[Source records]
───

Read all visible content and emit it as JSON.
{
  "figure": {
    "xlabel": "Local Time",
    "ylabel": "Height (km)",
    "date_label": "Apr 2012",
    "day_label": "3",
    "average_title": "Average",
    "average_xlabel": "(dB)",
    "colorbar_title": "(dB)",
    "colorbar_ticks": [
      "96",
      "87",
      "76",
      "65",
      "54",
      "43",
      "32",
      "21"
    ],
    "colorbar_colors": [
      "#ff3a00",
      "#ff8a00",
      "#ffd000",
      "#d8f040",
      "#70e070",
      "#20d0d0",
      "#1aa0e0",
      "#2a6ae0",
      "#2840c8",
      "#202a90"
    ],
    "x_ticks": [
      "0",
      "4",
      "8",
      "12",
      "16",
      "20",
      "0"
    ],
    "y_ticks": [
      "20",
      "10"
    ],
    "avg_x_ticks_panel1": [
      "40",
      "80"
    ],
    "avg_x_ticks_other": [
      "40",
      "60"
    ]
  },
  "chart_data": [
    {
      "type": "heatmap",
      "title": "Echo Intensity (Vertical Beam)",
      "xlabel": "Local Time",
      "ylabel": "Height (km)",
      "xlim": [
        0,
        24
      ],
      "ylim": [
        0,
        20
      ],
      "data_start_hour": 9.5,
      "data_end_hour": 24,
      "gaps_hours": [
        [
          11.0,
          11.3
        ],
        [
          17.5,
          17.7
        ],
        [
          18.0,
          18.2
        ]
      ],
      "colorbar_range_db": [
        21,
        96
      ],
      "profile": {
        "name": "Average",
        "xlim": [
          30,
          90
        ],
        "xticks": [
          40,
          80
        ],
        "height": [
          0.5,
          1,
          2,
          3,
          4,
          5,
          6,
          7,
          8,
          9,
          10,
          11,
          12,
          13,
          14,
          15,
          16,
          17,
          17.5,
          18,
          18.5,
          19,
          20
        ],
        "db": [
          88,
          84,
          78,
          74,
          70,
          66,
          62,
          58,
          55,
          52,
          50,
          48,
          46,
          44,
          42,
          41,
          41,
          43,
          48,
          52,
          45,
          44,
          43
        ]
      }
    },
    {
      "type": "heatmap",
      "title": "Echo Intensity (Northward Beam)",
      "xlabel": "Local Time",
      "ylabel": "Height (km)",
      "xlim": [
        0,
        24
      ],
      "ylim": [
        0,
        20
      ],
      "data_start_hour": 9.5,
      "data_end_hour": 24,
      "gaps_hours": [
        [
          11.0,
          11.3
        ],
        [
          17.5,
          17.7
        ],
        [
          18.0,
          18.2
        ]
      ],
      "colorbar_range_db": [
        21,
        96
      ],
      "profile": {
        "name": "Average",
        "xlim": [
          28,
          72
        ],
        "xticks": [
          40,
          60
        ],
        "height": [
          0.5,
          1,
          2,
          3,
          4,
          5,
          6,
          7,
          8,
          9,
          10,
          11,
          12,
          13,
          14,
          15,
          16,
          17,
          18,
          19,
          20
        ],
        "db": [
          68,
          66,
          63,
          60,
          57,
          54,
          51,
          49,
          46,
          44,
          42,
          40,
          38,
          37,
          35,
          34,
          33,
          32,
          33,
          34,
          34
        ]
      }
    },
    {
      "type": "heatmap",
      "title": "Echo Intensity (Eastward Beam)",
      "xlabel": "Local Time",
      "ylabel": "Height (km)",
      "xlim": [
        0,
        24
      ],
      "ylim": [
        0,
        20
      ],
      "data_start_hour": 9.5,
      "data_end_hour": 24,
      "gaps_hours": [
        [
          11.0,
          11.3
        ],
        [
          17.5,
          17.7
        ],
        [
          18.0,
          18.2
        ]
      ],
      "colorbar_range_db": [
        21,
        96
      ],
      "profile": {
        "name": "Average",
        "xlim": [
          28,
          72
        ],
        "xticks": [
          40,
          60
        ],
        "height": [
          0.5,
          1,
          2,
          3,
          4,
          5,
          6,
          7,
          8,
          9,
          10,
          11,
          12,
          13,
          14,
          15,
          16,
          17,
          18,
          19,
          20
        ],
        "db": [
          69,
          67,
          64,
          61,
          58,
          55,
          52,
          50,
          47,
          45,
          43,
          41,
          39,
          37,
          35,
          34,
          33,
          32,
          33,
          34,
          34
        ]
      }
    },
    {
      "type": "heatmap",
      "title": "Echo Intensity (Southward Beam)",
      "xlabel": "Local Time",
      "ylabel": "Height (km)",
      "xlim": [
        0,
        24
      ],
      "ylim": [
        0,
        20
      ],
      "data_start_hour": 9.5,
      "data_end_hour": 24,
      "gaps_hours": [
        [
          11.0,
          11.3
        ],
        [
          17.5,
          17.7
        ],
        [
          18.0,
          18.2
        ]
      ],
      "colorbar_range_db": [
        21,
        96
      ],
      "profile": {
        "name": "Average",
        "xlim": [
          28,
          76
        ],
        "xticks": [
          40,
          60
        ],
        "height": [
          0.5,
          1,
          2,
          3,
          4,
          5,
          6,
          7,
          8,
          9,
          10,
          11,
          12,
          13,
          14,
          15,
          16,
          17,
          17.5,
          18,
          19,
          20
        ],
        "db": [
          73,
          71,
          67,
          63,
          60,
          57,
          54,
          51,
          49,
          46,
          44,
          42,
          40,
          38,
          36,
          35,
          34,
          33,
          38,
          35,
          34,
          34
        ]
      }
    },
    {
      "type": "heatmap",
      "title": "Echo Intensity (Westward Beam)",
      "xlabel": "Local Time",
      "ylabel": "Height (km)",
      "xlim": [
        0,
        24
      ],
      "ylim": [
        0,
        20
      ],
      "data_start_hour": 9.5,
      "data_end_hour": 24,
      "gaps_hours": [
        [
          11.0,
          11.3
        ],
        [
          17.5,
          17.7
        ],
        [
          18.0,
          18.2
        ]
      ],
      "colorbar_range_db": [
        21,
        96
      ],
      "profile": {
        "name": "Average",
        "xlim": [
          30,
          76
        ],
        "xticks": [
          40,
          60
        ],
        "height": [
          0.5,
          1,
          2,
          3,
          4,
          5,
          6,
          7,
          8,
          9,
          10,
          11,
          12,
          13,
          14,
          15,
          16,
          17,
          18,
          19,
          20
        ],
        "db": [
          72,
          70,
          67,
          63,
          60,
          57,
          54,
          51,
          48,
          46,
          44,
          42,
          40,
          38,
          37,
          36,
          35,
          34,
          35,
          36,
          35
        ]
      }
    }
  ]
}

───

= What you have to do =
Reply with the number of lines in the preceding entries that contain "Intensity", and no other words.

= Expected answer =
5